Start of Dataset excerpts
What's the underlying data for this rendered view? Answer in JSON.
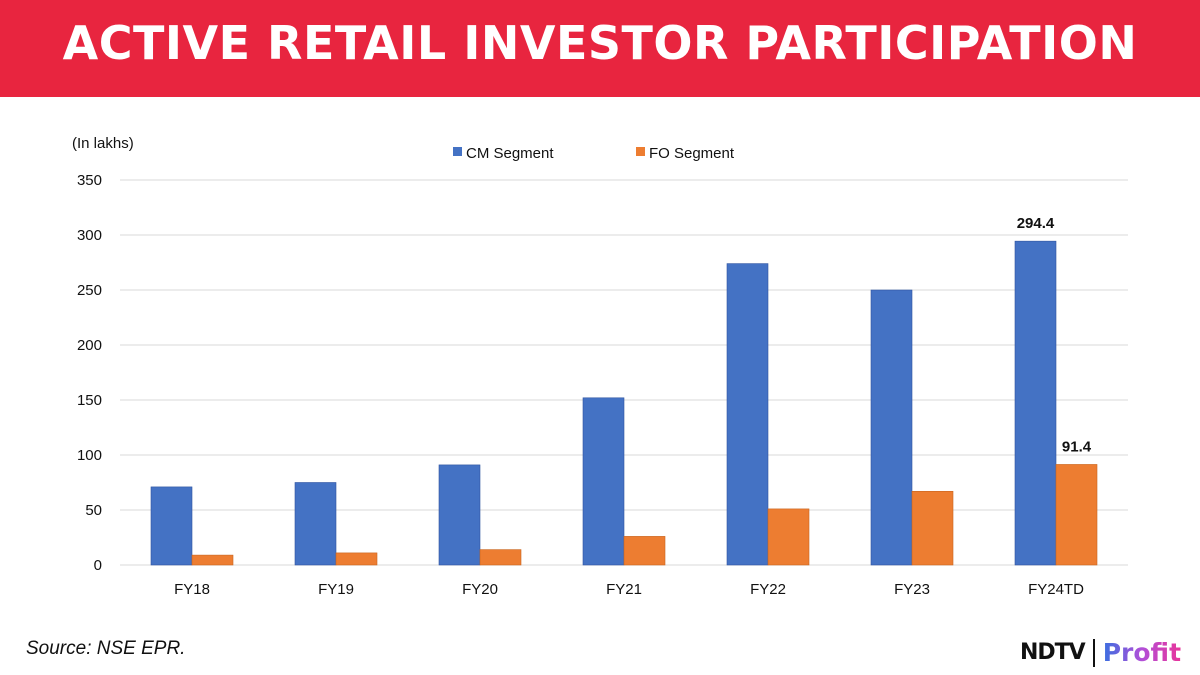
{
  "header": {
    "title": "ACTIVE RETAIL INVESTOR PARTICIPATION"
  },
  "footer": {
    "source": "Source: NSE EPR.",
    "logo_left": "NDTV",
    "logo_right": "Profit"
  },
  "chart_data": {
    "type": "bar",
    "title": "",
    "unit_label": "(In lakhs)",
    "categories": [
      "FY18",
      "FY19",
      "FY20",
      "FY21",
      "FY22",
      "FY23",
      "FY24TD"
    ],
    "series": [
      {
        "name": "CM Segment",
        "color": "#4472c4",
        "values": [
          71,
          75,
          91,
          152,
          274,
          250,
          294.4
        ]
      },
      {
        "name": "FO Segment",
        "color": "#ed7d31",
        "values": [
          9,
          11,
          14,
          26,
          51,
          67,
          91.4
        ]
      }
    ],
    "data_labels": {
      "CM Segment": {
        "6": "294.4"
      },
      "FO Segment": {
        "6": "91.4"
      }
    },
    "yticks": [
      "0",
      "50",
      "100",
      "150",
      "200",
      "250",
      "300",
      "350"
    ],
    "ylim": [
      0,
      350
    ],
    "grid": true,
    "legend": "top"
  }
}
End of Dataset excerpts
◆ **Given task**
Give back the entries verbatim. Do not include any picture.

◆ **The output**
What's the underlying data for this rendered view? Answer in JSON.
{
  "header": {
    "title": "ACTIVE RETAIL INVESTOR PARTICIPATION"
  },
  "footer": {
    "source": "Source: NSE EPR.",
    "logo_left": "NDTV",
    "logo_right": "Profit"
  },
  "chart_data": {
    "type": "bar",
    "title": "",
    "unit_label": "(In lakhs)",
    "categories": [
      "FY18",
      "FY19",
      "FY20",
      "FY21",
      "FY22",
      "FY23",
      "FY24TD"
    ],
    "series": [
      {
        "name": "CM Segment",
        "color": "#4472c4",
        "values": [
          71,
          75,
          91,
          152,
          274,
          250,
          294.4
        ]
      },
      {
        "name": "FO Segment",
        "color": "#ed7d31",
        "values": [
          9,
          11,
          14,
          26,
          51,
          67,
          91.4
        ]
      }
    ],
    "data_labels": {
      "CM Segment": {
        "6": "294.4"
      },
      "FO Segment": {
        "6": "91.4"
      }
    },
    "yticks": [
      "0",
      "50",
      "100",
      "150",
      "200",
      "250",
      "300",
      "350"
    ],
    "ylim": [
      0,
      350
    ],
    "grid": true,
    "legend": "top"
  }
}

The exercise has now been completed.